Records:
======
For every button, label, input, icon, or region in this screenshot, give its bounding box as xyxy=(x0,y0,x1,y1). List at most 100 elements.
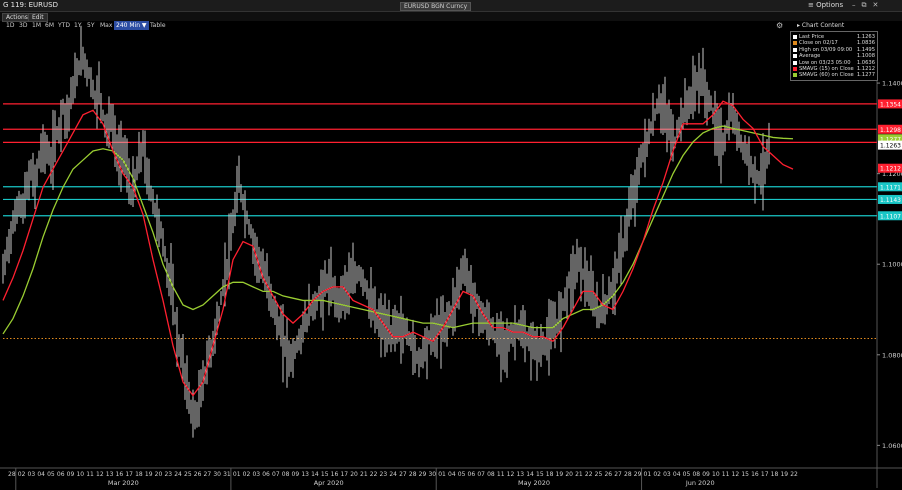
price-bars xyxy=(2,25,770,438)
x-tick-label: 15 xyxy=(741,471,749,478)
x-tick-label: 05 xyxy=(683,471,691,478)
x-tick-label: 28 xyxy=(8,471,16,478)
legend-label: Last Price xyxy=(799,34,825,40)
x-tick-label: 09 xyxy=(702,471,710,478)
x-tick-label: 16 xyxy=(116,471,124,478)
legend-label: Close on 02/17 xyxy=(799,40,838,47)
x-tick-label: 29 xyxy=(634,471,642,478)
x-tick-label: 21 xyxy=(360,471,368,478)
x-tick-label: 05 xyxy=(458,471,466,478)
x-tick-label: 04 xyxy=(448,471,456,478)
level-tag-5: 1.1107 xyxy=(880,213,901,220)
legend-value: 1.1277 xyxy=(856,72,875,79)
level-tag-4: 1.1143 xyxy=(880,197,901,204)
price-chart[interactable]: 1.14001.12001.10001.08001.06001.13541.12… xyxy=(0,0,902,490)
x-tick-label: 08 xyxy=(282,471,290,478)
x-tick-label: 27 xyxy=(204,471,212,478)
x-tick-label: 05 xyxy=(47,471,55,478)
x-tick-label: 29 xyxy=(419,471,427,478)
legend-label: SMAVG (15) on Close xyxy=(799,66,854,72)
x-tick-label: 22 xyxy=(790,471,798,478)
legend-label: High on 03/09 09:00 xyxy=(799,46,853,53)
x-tick-label: 02 xyxy=(653,471,661,478)
legend-value: 1.1263 xyxy=(856,34,875,40)
legend-row[interactable]: Low on 03/23 05:00 1.0636 xyxy=(793,60,875,66)
legend-swatch xyxy=(793,54,797,59)
x-tick-label: 21 xyxy=(575,471,583,478)
x-month-label: Mar 2020 xyxy=(108,479,139,487)
x-tick-label: 12 xyxy=(732,471,740,478)
x-month-label: Jun 2020 xyxy=(685,479,715,487)
legend-row[interactable]: High on 03/09 09:00 1.1495 xyxy=(793,47,875,53)
legend-value: 1.1008 xyxy=(856,53,875,60)
legend-value: 1.1212 xyxy=(856,66,875,72)
y-tick-label: 1.0800 xyxy=(882,351,902,359)
x-tick-label: 19 xyxy=(556,471,564,478)
legend-swatch xyxy=(793,41,797,46)
x-tick-label: 22 xyxy=(585,471,593,478)
marker-tag-1: 1.1212 xyxy=(880,166,901,173)
x-tick-label: 18 xyxy=(771,471,779,478)
legend-row[interactable]: Last Price 1.1263 xyxy=(793,34,875,40)
legend-row[interactable]: Average 1.1008 xyxy=(793,53,875,59)
x-tick-label: 17 xyxy=(761,471,769,478)
chart-legend: Last Price 1.1263 Close on 02/17 1.0836 High… xyxy=(790,31,878,81)
legend-swatch xyxy=(793,35,797,39)
x-tick-label: 30 xyxy=(213,471,221,478)
x-tick-label: 04 xyxy=(37,471,45,478)
x-tick-label: 15 xyxy=(536,471,544,478)
x-tick-label: 15 xyxy=(321,471,329,478)
level-tag-0: 1.1354 xyxy=(880,101,901,108)
legend-value: 1.1495 xyxy=(856,46,875,53)
x-tick-label: 20 xyxy=(350,471,358,478)
x-tick-label: 08 xyxy=(692,471,700,478)
x-tick-label: 08 xyxy=(487,471,495,478)
x-tick-label: 25 xyxy=(184,471,192,478)
x-tick-label: 30 xyxy=(428,471,436,478)
x-tick-label: 18 xyxy=(135,471,143,478)
x-tick-label: 04 xyxy=(673,471,681,478)
x-tick-label: 07 xyxy=(477,471,485,478)
x-tick-label: 28 xyxy=(624,471,632,478)
x-tick-label: 19 xyxy=(145,471,153,478)
x-tick-label: 18 xyxy=(546,471,554,478)
x-tick-label: 06 xyxy=(262,471,270,478)
x-tick-label: 07 xyxy=(272,471,280,478)
x-tick-label: 22 xyxy=(370,471,378,478)
x-tick-label: 27 xyxy=(399,471,407,478)
x-tick-label: 24 xyxy=(389,471,397,478)
legend-value: 1.0836 xyxy=(856,40,875,47)
x-tick-label: 01 xyxy=(644,471,652,478)
x-tick-label: 06 xyxy=(468,471,476,478)
x-tick-label: 26 xyxy=(604,471,612,478)
x-tick-label: 02 xyxy=(243,471,251,478)
y-tick-label: 1.0600 xyxy=(882,442,902,450)
legend-row[interactable]: SMAVG (15) on Close 1.1212 xyxy=(793,66,875,72)
legend-swatch xyxy=(793,67,797,71)
x-tick-label: 01 xyxy=(438,471,446,478)
x-tick-label: 20 xyxy=(565,471,573,478)
x-month-label: May 2020 xyxy=(518,479,550,487)
x-tick-label: 09 xyxy=(292,471,300,478)
x-tick-label: 17 xyxy=(340,471,348,478)
legend-row[interactable]: SMAVG (60) on Close 1.1277 xyxy=(793,72,875,78)
marker-tag-2: 1.1263 xyxy=(880,143,901,150)
x-tick-label: 13 xyxy=(301,471,309,478)
x-tick-label: 03 xyxy=(28,471,36,478)
level-tag-3: 1.1171 xyxy=(880,184,901,191)
legend-row[interactable]: Close on 02/17 1.0836 xyxy=(793,40,875,46)
legend-swatch xyxy=(793,47,797,52)
x-tick-label: 28 xyxy=(409,471,417,478)
x-tick-label: 31 xyxy=(223,471,231,478)
x-month-label: Apr 2020 xyxy=(314,479,344,487)
y-tick-label: 1.1400 xyxy=(882,80,902,88)
x-tick-label: 16 xyxy=(331,471,339,478)
y-tick-label: 1.1000 xyxy=(882,261,902,269)
x-tick-label: 06 xyxy=(57,471,65,478)
x-tick-label: 11 xyxy=(86,471,94,478)
x-tick-label: 11 xyxy=(722,471,730,478)
x-tick-label: 17 xyxy=(125,471,133,478)
legend-swatch xyxy=(793,60,797,65)
legend-swatch xyxy=(793,73,797,78)
x-tick-label: 23 xyxy=(380,471,388,478)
======
Task: Copy every one of the lines above word for word, but leave the pictures out.

Correct output:
For every button, label, input, icon, or region in this screenshot, give its bounding box as xyxy=(x0,y0,x1,y1). List at most 100 elements.
price-bars xyxy=(2,25,770,438)
x-tick-label: 15 xyxy=(741,471,749,478)
x-tick-label: 05 xyxy=(683,471,691,478)
x-tick-label: 28 xyxy=(8,471,16,478)
legend-label: Last Price xyxy=(799,34,825,40)
x-tick-label: 09 xyxy=(702,471,710,478)
x-tick-label: 16 xyxy=(116,471,124,478)
legend-label: Close on 02/17 xyxy=(799,40,838,47)
x-tick-label: 29 xyxy=(634,471,642,478)
x-tick-label: 21 xyxy=(360,471,368,478)
x-tick-label: 05 xyxy=(458,471,466,478)
x-tick-label: 04 xyxy=(448,471,456,478)
level-tag-5: 1.1107 xyxy=(880,213,901,220)
legend-value: 1.1277 xyxy=(856,72,875,79)
level-tag-4: 1.1143 xyxy=(880,197,901,204)
price-chart[interactable]: 1.14001.12001.10001.08001.06001.13541.12… xyxy=(0,0,902,490)
x-tick-label: 08 xyxy=(282,471,290,478)
x-tick-label: 27 xyxy=(204,471,212,478)
x-tick-label: 05 xyxy=(47,471,55,478)
x-tick-label: 29 xyxy=(419,471,427,478)
legend-label: SMAVG (15) on Close xyxy=(799,66,854,72)
x-tick-label: 22 xyxy=(790,471,798,478)
legend-label: High on 03/09 09:00 xyxy=(799,46,853,53)
x-tick-label: 02 xyxy=(653,471,661,478)
legend-value: 1.1263 xyxy=(856,34,875,40)
legend-row[interactable]: Low on 03/23 05:00 1.0636 xyxy=(793,60,875,66)
legend-swatch xyxy=(793,54,797,59)
x-tick-label: 21 xyxy=(575,471,583,478)
x-month-label: Mar 2020 xyxy=(108,479,139,487)
x-tick-label: 12 xyxy=(732,471,740,478)
x-month-label: Jun 2020 xyxy=(685,479,715,487)
legend-row[interactable]: High on 03/09 09:00 1.1495 xyxy=(793,47,875,53)
legend-value: 1.1008 xyxy=(856,53,875,60)
legend-value: 1.1212 xyxy=(856,66,875,72)
y-tick-label: 1.0800 xyxy=(882,351,902,359)
x-tick-label: 19 xyxy=(556,471,564,478)
legend-swatch xyxy=(793,41,797,46)
x-tick-label: 22 xyxy=(585,471,593,478)
marker-tag-1: 1.1212 xyxy=(880,166,901,173)
x-tick-label: 18 xyxy=(771,471,779,478)
legend-row[interactable]: Last Price 1.1263 xyxy=(793,34,875,40)
legend-row[interactable]: Average 1.1008 xyxy=(793,53,875,59)
x-tick-label: 17 xyxy=(761,471,769,478)
chart-legend: Last Price 1.1263 Close on 02/17 1.0836 High… xyxy=(790,31,878,81)
legend-swatch xyxy=(793,35,797,39)
x-tick-label: 30 xyxy=(213,471,221,478)
x-tick-label: 04 xyxy=(37,471,45,478)
x-tick-label: 15 xyxy=(536,471,544,478)
x-tick-label: 15 xyxy=(321,471,329,478)
level-tag-0: 1.1354 xyxy=(880,101,901,108)
legend-value: 1.1495 xyxy=(856,46,875,53)
x-tick-label: 20 xyxy=(350,471,358,478)
x-tick-label: 08 xyxy=(692,471,700,478)
x-tick-label: 08 xyxy=(487,471,495,478)
x-tick-label: 25 xyxy=(184,471,192,478)
x-tick-label: 30 xyxy=(428,471,436,478)
x-tick-label: 18 xyxy=(135,471,143,478)
x-tick-label: 04 xyxy=(673,471,681,478)
x-tick-label: 07 xyxy=(477,471,485,478)
x-tick-label: 28 xyxy=(624,471,632,478)
x-tick-label: 19 xyxy=(145,471,153,478)
x-tick-label: 18 xyxy=(546,471,554,478)
x-tick-label: 06 xyxy=(262,471,270,478)
x-tick-label: 07 xyxy=(272,471,280,478)
x-tick-label: 22 xyxy=(370,471,378,478)
x-tick-label: 27 xyxy=(399,471,407,478)
x-tick-label: 24 xyxy=(389,471,397,478)
legend-value: 1.0836 xyxy=(856,40,875,47)
x-tick-label: 01 xyxy=(644,471,652,478)
x-tick-label: 06 xyxy=(468,471,476,478)
x-tick-label: 26 xyxy=(604,471,612,478)
x-tick-label: 02 xyxy=(243,471,251,478)
y-tick-label: 1.0600 xyxy=(882,442,902,450)
legend-row[interactable]: SMAVG (15) on Close 1.1212 xyxy=(793,66,875,72)
legend-swatch xyxy=(793,67,797,71)
x-tick-label: 01 xyxy=(438,471,446,478)
x-tick-label: 20 xyxy=(565,471,573,478)
x-month-label: May 2020 xyxy=(518,479,550,487)
x-tick-label: 09 xyxy=(292,471,300,478)
x-tick-label: 17 xyxy=(340,471,348,478)
legend-row[interactable]: SMAVG (60) on Close 1.1277 xyxy=(793,72,875,78)
marker-tag-2: 1.1263 xyxy=(880,143,901,150)
x-tick-label: 13 xyxy=(301,471,309,478)
x-tick-label: 03 xyxy=(28,471,36,478)
level-tag-3: 1.1171 xyxy=(880,184,901,191)
legend-row[interactable]: Close on 02/17 1.0836 xyxy=(793,40,875,46)
legend-swatch xyxy=(793,47,797,52)
x-tick-label: 28 xyxy=(409,471,417,478)
x-tick-label: 31 xyxy=(223,471,231,478)
x-month-label: Apr 2020 xyxy=(314,479,344,487)
y-tick-label: 1.1400 xyxy=(882,80,902,88)
x-tick-label: 16 xyxy=(331,471,339,478)
y-tick-label: 1.1000 xyxy=(882,261,902,269)
x-tick-label: 06 xyxy=(57,471,65,478)
x-tick-label: 11 xyxy=(86,471,94,478)
x-tick-label: 11 xyxy=(722,471,730,478)
x-tick-label: 17 xyxy=(125,471,133,478)
legend-swatch xyxy=(793,60,797,65)
legend-swatch xyxy=(793,73,797,78)
x-tick-label: 23 xyxy=(380,471,388,478)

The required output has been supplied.